What the task requires -
Print the listing as it stands, omitting all images.

[Collection entries]
^^^^^^^^^^^^^^^^

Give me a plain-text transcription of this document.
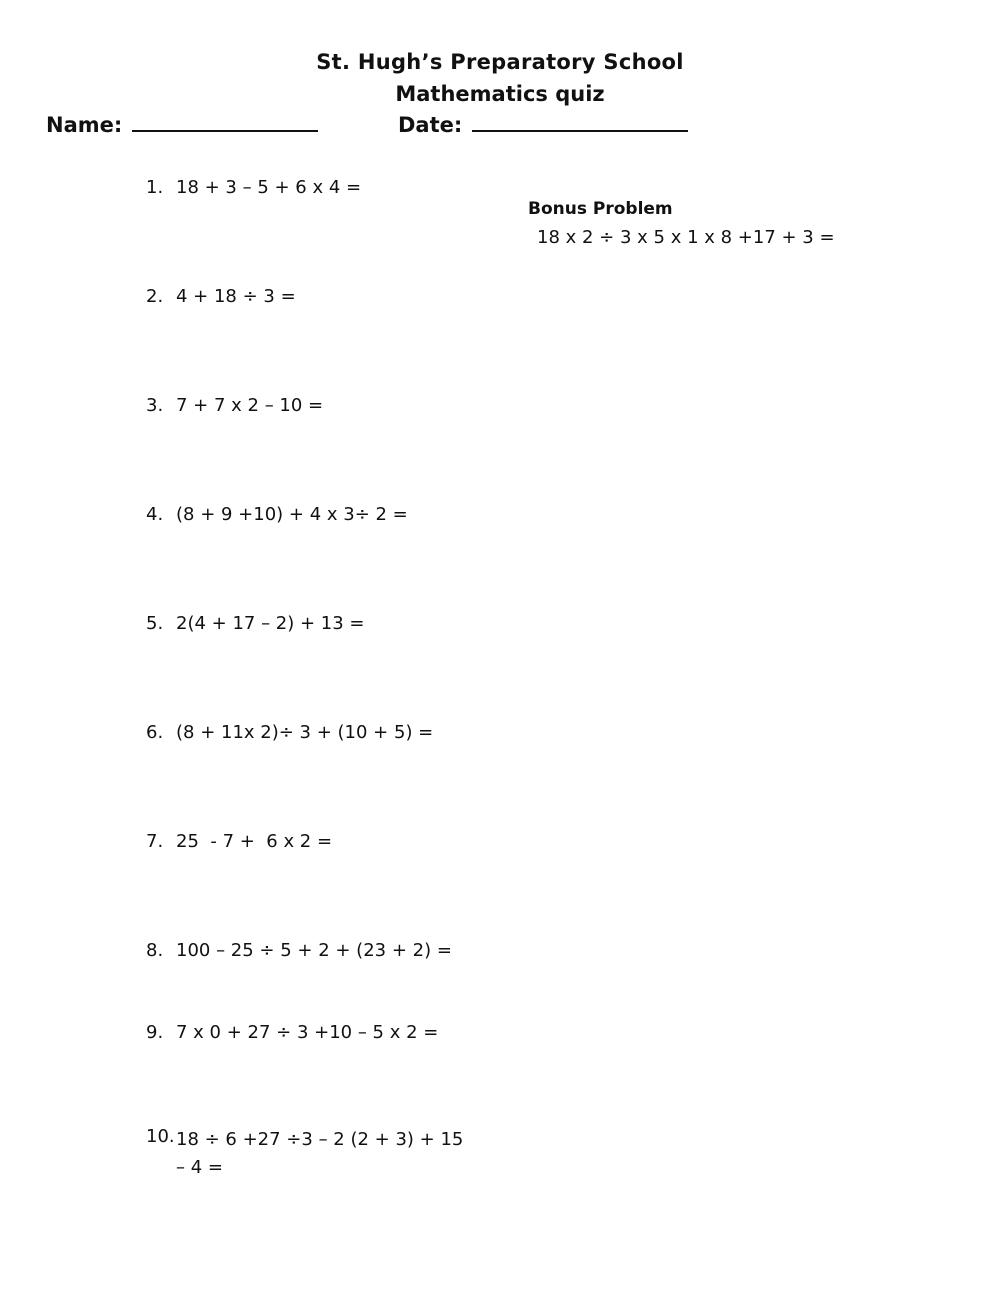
St. Hugh’s Preparatory School
Mathematics quiz
Name:	Date:
Bonus Problem
18 x 2 ÷ 3 x 5 x 1 x 8 +17 + 3 =
1. 18 + 3 – 5 + 6 x 4 =
2. 4 + 18 ÷ 3 =
3. 7 + 7 x 2 – 10 =
4. (8 + 9 +10) + 4 x 3÷ 2 =
5. 2(4 + 17 – 2) + 13 =
6. (8 + 11x 2)÷ 3 + (10 + 5) =
7. 25  - 7 +  6 x 2 =
8. 100 – 25 ÷ 5 + 2 + (23 + 2) =
9. 7 x 0 + 27 ÷ 3 +10 – 5 x 2 =
10.18 ÷ 6 +27 ÷3 – 2 (2 + 3) + 15 – 4 =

^^^^^^^^^^^^^^^^

Exercise response -
Give me a plain-text transcription of this document.
St. Hugh’s Preparatory School
Mathematics quiz
Name:	Date:
Bonus Problem
18 x 2 ÷ 3 x 5 x 1 x 8 +17 + 3 =
1. 18 + 3 – 5 + 6 x 4 =
2. 4 + 18 ÷ 3 =
3. 7 + 7 x 2 – 10 =
4. (8 + 9 +10) + 4 x 3÷ 2 =
5. 2(4 + 17 – 2) + 13 =
6. (8 + 11x 2)÷ 3 + (10 + 5) =
7. 25  - 7 +  6 x 2 =
8. 100 – 25 ÷ 5 + 2 + (23 + 2) =
9. 7 x 0 + 27 ÷ 3 +10 – 5 x 2 =
10.18 ÷ 6 +27 ÷3 – 2 (2 + 3) + 15 – 4 =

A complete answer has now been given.